* _The problem_
Skip the images and copy each record exactly as written.

········

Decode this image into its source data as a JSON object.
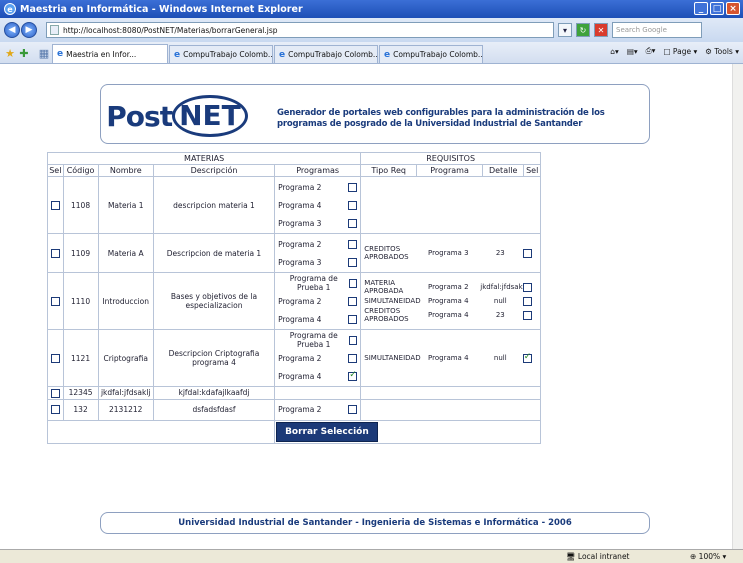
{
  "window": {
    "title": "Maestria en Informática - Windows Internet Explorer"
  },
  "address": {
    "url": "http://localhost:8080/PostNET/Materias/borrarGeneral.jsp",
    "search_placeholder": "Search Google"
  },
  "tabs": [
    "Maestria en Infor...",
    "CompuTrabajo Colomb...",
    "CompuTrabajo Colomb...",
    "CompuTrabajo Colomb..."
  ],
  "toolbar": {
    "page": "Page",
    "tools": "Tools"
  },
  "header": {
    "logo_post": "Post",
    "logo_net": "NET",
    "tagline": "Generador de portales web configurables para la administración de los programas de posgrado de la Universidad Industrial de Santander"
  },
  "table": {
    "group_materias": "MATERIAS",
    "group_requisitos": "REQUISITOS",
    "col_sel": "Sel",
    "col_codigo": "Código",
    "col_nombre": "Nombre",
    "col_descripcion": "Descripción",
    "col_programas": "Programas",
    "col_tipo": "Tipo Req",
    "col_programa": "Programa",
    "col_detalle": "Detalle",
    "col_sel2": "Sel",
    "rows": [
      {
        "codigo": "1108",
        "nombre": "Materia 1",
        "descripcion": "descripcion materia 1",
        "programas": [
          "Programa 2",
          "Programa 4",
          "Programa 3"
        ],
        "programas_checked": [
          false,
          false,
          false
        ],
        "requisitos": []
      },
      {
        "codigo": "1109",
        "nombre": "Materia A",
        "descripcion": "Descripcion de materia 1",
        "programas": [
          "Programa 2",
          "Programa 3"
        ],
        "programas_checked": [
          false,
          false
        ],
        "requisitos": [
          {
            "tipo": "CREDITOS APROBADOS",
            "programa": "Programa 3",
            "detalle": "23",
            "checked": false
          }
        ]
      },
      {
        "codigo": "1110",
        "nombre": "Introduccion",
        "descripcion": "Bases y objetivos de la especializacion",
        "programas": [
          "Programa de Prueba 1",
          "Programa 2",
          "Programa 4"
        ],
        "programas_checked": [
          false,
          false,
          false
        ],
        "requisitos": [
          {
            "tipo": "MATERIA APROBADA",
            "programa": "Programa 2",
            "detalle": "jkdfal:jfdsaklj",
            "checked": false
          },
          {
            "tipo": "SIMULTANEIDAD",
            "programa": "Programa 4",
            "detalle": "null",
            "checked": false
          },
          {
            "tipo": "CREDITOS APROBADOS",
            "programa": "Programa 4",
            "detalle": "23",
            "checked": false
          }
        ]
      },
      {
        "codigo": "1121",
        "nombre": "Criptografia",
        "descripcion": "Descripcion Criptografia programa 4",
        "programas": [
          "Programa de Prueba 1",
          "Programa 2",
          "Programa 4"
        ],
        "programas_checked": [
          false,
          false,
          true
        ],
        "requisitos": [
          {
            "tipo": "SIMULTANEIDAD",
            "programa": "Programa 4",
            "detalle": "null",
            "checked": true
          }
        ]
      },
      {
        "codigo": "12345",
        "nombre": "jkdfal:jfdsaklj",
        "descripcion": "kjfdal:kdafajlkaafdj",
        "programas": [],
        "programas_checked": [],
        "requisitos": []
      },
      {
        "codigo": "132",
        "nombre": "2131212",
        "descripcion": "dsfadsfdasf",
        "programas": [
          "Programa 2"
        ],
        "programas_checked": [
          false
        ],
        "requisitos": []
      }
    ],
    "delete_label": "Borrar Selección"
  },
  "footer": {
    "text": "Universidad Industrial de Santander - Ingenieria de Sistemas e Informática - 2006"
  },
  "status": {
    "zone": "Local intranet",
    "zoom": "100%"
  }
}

········

* _Exercise response_
Decode this image into its source data as a JSON object.
{
  "window": {
    "title": "Maestria en Informática - Windows Internet Explorer"
  },
  "address": {
    "url": "http://localhost:8080/PostNET/Materias/borrarGeneral.jsp",
    "search_placeholder": "Search Google"
  },
  "tabs": [
    "Maestria en Infor...",
    "CompuTrabajo Colomb...",
    "CompuTrabajo Colomb...",
    "CompuTrabajo Colomb..."
  ],
  "toolbar": {
    "page": "Page",
    "tools": "Tools"
  },
  "header": {
    "logo_post": "Post",
    "logo_net": "NET",
    "tagline": "Generador de portales web configurables para la administración de los programas de posgrado de la Universidad Industrial de Santander"
  },
  "table": {
    "group_materias": "MATERIAS",
    "group_requisitos": "REQUISITOS",
    "col_sel": "Sel",
    "col_codigo": "Código",
    "col_nombre": "Nombre",
    "col_descripcion": "Descripción",
    "col_programas": "Programas",
    "col_tipo": "Tipo Req",
    "col_programa": "Programa",
    "col_detalle": "Detalle",
    "col_sel2": "Sel",
    "rows": [
      {
        "codigo": "1108",
        "nombre": "Materia 1",
        "descripcion": "descripcion materia 1",
        "programas": [
          "Programa 2",
          "Programa 4",
          "Programa 3"
        ],
        "programas_checked": [
          false,
          false,
          false
        ],
        "requisitos": []
      },
      {
        "codigo": "1109",
        "nombre": "Materia A",
        "descripcion": "Descripcion de materia 1",
        "programas": [
          "Programa 2",
          "Programa 3"
        ],
        "programas_checked": [
          false,
          false
        ],
        "requisitos": [
          {
            "tipo": "CREDITOS APROBADOS",
            "programa": "Programa 3",
            "detalle": "23",
            "checked": false
          }
        ]
      },
      {
        "codigo": "1110",
        "nombre": "Introduccion",
        "descripcion": "Bases y objetivos de la especializacion",
        "programas": [
          "Programa de Prueba 1",
          "Programa 2",
          "Programa 4"
        ],
        "programas_checked": [
          false,
          false,
          false
        ],
        "requisitos": [
          {
            "tipo": "MATERIA APROBADA",
            "programa": "Programa 2",
            "detalle": "jkdfal:jfdsaklj",
            "checked": false
          },
          {
            "tipo": "SIMULTANEIDAD",
            "programa": "Programa 4",
            "detalle": "null",
            "checked": false
          },
          {
            "tipo": "CREDITOS APROBADOS",
            "programa": "Programa 4",
            "detalle": "23",
            "checked": false
          }
        ]
      },
      {
        "codigo": "1121",
        "nombre": "Criptografia",
        "descripcion": "Descripcion Criptografia programa 4",
        "programas": [
          "Programa de Prueba 1",
          "Programa 2",
          "Programa 4"
        ],
        "programas_checked": [
          false,
          false,
          true
        ],
        "requisitos": [
          {
            "tipo": "SIMULTANEIDAD",
            "programa": "Programa 4",
            "detalle": "null",
            "checked": true
          }
        ]
      },
      {
        "codigo": "12345",
        "nombre": "jkdfal:jfdsaklj",
        "descripcion": "kjfdal:kdafajlkaafdj",
        "programas": [],
        "programas_checked": [],
        "requisitos": []
      },
      {
        "codigo": "132",
        "nombre": "2131212",
        "descripcion": "dsfadsfdasf",
        "programas": [
          "Programa 2"
        ],
        "programas_checked": [
          false
        ],
        "requisitos": []
      }
    ],
    "delete_label": "Borrar Selección"
  },
  "footer": {
    "text": "Universidad Industrial de Santander - Ingenieria de Sistemas e Informática - 2006"
  },
  "status": {
    "zone": "Local intranet",
    "zoom": "100%"
  }
}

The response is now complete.